Requirements. Say how many lines include the word "Tower". Reply with nothing but the number.

Records from a collection:
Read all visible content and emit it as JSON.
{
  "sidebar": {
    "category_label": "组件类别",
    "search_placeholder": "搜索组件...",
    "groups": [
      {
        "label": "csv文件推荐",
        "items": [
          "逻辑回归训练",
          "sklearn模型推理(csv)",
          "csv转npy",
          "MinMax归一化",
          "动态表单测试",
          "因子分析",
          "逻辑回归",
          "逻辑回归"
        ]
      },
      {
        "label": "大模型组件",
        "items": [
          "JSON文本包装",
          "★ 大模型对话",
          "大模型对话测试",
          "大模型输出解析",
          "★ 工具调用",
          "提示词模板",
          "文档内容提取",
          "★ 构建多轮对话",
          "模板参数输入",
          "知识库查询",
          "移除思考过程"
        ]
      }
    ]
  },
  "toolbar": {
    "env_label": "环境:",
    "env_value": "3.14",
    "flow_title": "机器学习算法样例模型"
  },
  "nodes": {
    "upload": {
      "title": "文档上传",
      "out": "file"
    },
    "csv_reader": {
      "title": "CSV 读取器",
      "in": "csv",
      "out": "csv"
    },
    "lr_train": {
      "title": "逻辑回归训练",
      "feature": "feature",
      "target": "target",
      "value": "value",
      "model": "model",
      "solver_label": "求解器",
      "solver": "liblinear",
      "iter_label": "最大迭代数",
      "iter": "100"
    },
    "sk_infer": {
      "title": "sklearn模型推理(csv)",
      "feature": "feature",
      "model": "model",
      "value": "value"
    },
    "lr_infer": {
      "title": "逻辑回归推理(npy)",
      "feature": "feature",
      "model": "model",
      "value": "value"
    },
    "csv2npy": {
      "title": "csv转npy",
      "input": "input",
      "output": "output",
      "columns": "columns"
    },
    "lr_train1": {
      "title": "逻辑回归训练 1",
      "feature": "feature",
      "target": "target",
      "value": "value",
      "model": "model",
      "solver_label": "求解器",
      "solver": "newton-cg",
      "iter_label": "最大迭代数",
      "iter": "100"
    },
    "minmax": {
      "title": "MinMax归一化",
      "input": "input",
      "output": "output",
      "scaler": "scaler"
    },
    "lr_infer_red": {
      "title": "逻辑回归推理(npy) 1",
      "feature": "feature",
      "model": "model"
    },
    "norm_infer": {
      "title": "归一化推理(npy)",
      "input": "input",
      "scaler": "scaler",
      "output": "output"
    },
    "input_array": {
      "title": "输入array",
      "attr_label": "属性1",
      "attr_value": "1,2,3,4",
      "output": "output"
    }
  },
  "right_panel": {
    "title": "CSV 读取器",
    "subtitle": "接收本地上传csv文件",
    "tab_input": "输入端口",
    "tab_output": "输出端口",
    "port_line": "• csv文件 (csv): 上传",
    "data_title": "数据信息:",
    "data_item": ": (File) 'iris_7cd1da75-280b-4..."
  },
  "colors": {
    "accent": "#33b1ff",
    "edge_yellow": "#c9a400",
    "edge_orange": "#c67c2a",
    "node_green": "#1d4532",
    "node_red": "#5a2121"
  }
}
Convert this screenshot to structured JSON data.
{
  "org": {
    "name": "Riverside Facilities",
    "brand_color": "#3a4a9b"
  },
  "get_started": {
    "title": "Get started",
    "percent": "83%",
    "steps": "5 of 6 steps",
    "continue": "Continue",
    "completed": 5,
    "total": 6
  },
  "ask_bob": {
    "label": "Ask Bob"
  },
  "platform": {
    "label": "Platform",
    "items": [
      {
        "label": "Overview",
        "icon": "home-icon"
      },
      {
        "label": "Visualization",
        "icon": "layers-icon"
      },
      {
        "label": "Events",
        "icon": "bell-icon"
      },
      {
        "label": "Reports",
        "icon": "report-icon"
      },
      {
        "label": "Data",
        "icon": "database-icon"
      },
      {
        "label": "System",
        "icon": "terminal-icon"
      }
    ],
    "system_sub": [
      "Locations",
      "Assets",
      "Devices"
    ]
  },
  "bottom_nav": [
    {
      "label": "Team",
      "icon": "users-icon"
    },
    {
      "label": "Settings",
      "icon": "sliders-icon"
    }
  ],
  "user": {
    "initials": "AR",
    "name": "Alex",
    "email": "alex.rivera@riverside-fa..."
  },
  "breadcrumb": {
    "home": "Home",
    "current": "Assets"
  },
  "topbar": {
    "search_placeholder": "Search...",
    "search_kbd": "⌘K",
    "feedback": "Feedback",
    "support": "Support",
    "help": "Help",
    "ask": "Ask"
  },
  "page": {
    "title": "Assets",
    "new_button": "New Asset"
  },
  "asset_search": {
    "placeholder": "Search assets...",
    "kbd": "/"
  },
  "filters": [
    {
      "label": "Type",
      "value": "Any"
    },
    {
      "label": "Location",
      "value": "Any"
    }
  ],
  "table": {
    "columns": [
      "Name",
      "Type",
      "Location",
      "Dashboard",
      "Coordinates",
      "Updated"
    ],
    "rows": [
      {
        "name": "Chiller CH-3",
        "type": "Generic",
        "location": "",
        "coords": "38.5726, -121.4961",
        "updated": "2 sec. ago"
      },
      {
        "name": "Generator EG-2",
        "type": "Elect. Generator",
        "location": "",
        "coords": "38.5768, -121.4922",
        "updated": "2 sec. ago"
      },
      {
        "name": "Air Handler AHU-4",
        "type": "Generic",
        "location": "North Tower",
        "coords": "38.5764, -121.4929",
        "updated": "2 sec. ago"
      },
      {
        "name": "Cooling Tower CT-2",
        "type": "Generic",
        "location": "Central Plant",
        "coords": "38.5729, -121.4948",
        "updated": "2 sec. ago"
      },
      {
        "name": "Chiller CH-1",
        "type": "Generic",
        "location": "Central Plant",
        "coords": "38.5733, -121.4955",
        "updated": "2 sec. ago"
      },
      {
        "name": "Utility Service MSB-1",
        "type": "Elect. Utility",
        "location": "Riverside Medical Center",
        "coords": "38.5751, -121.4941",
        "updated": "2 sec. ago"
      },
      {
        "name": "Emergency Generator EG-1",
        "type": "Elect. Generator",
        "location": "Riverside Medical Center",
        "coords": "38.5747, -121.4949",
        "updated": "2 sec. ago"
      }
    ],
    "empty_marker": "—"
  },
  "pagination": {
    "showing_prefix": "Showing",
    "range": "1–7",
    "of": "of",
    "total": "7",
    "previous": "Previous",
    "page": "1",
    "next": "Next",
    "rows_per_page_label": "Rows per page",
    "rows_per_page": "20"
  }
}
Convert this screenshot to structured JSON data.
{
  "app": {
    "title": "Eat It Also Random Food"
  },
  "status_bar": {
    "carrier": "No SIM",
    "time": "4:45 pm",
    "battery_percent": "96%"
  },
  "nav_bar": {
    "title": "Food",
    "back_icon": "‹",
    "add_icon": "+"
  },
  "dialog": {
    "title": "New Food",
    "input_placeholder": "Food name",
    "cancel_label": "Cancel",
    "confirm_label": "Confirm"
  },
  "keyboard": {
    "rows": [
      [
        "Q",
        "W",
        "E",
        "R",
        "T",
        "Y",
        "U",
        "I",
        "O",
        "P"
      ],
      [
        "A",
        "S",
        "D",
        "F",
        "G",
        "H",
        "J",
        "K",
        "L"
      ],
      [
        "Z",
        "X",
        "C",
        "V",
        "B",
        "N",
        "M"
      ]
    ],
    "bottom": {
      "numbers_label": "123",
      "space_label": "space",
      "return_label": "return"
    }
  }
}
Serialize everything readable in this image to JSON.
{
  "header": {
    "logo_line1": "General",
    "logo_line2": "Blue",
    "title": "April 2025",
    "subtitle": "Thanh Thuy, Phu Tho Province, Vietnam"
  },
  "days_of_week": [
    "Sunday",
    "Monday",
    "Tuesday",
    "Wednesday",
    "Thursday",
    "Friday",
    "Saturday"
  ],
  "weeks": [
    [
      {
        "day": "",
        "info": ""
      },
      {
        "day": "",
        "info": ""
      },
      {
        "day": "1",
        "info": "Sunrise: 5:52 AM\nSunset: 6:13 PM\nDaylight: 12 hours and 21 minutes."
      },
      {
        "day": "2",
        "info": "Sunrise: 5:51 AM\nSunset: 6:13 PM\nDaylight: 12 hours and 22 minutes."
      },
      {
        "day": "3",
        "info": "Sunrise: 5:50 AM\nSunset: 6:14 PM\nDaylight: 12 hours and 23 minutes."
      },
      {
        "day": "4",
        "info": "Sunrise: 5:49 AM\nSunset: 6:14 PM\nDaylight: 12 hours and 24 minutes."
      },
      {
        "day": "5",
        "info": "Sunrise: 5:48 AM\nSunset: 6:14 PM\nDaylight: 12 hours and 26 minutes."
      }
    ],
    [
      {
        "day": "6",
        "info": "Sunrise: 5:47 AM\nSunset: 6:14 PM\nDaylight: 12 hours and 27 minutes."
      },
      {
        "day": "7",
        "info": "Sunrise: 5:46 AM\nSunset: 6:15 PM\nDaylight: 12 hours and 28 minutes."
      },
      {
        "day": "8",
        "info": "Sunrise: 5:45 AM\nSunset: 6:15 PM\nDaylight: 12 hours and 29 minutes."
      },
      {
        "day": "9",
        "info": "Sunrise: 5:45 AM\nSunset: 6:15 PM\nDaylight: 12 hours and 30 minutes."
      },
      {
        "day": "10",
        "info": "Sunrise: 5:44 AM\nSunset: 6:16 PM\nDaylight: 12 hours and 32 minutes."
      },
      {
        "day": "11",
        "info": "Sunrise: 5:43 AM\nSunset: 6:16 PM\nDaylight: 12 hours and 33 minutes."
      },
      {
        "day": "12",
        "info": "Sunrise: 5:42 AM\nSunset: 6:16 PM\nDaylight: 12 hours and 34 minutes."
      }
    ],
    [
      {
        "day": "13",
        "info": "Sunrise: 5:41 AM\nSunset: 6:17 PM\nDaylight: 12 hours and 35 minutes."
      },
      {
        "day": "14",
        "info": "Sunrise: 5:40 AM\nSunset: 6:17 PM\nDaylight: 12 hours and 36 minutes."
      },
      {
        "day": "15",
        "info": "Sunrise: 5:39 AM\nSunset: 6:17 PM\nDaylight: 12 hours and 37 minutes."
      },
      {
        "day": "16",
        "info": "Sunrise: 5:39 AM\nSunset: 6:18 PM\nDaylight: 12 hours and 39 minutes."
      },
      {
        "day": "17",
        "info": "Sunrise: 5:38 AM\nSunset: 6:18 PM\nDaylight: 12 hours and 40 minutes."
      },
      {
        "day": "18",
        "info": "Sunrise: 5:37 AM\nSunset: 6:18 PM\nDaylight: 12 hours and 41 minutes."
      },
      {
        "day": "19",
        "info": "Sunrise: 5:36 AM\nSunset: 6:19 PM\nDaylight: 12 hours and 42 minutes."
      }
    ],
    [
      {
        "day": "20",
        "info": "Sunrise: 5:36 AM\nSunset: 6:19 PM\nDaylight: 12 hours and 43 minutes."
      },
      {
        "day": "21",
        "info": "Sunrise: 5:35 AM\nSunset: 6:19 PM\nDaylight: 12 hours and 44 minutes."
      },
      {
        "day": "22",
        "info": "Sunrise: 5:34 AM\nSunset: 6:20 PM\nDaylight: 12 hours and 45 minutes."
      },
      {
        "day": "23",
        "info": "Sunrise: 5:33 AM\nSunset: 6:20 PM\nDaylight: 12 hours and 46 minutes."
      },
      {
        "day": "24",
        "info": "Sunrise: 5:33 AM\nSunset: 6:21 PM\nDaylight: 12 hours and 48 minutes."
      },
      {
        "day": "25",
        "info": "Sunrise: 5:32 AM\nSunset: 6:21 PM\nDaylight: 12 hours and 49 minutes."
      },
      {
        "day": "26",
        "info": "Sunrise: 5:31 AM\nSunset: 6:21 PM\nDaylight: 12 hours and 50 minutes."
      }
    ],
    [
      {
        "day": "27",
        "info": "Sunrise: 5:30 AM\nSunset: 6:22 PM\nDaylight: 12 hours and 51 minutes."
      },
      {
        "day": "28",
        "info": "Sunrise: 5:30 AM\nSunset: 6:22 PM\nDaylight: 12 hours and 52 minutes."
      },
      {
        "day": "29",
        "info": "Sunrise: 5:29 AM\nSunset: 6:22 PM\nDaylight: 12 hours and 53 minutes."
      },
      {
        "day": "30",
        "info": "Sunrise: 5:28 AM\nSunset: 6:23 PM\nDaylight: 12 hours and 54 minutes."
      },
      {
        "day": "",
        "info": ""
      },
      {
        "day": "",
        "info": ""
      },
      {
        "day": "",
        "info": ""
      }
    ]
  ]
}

Worked solution. 2